RECORDS FOR THE TASK:
····················

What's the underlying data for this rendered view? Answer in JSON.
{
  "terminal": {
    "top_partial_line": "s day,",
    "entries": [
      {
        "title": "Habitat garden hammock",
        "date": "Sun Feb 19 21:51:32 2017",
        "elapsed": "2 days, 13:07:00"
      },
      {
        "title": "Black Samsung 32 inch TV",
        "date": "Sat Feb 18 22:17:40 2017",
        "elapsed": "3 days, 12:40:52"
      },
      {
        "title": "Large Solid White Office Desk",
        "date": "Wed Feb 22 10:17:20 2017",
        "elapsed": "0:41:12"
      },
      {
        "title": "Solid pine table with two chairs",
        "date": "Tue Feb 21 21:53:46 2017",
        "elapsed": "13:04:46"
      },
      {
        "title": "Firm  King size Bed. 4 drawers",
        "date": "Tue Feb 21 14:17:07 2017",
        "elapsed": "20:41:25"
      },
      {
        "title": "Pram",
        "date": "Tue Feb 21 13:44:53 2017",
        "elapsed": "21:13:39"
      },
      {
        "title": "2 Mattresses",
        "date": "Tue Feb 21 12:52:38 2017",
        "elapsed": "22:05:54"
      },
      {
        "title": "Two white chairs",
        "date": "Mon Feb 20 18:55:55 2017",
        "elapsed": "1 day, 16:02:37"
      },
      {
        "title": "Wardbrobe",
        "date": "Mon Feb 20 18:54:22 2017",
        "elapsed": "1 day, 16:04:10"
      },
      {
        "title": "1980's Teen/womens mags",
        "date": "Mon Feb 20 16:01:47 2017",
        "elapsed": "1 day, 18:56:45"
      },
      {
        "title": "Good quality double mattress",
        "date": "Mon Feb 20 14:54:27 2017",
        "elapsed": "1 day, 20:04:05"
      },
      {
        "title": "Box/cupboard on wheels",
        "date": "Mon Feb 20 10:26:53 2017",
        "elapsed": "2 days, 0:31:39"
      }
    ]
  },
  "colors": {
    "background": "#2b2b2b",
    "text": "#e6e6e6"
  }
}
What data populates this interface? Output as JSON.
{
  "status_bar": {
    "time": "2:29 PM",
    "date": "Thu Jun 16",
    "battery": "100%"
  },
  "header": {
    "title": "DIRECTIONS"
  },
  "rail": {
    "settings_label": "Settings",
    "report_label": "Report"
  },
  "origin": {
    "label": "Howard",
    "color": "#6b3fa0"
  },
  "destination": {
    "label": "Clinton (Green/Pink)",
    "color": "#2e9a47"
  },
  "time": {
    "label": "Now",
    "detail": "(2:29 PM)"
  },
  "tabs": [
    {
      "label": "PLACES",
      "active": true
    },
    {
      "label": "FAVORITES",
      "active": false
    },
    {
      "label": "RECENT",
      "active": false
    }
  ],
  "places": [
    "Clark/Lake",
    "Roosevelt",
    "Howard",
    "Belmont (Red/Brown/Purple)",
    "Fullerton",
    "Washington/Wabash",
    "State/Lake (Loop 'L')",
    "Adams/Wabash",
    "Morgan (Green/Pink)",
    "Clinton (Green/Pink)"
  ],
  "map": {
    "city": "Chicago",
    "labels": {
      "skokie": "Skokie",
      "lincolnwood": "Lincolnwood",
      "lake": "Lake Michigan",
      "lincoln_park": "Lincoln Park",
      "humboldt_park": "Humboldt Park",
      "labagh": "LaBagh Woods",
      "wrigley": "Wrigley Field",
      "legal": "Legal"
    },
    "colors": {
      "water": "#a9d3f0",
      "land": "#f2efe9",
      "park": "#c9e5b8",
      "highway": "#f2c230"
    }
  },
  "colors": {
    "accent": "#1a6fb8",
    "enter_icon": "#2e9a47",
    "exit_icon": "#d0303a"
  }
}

····················

TO BE DONE: What is the number of lines in the records that contain "days"? Give that number only.

SOLVED PROBLEM: 3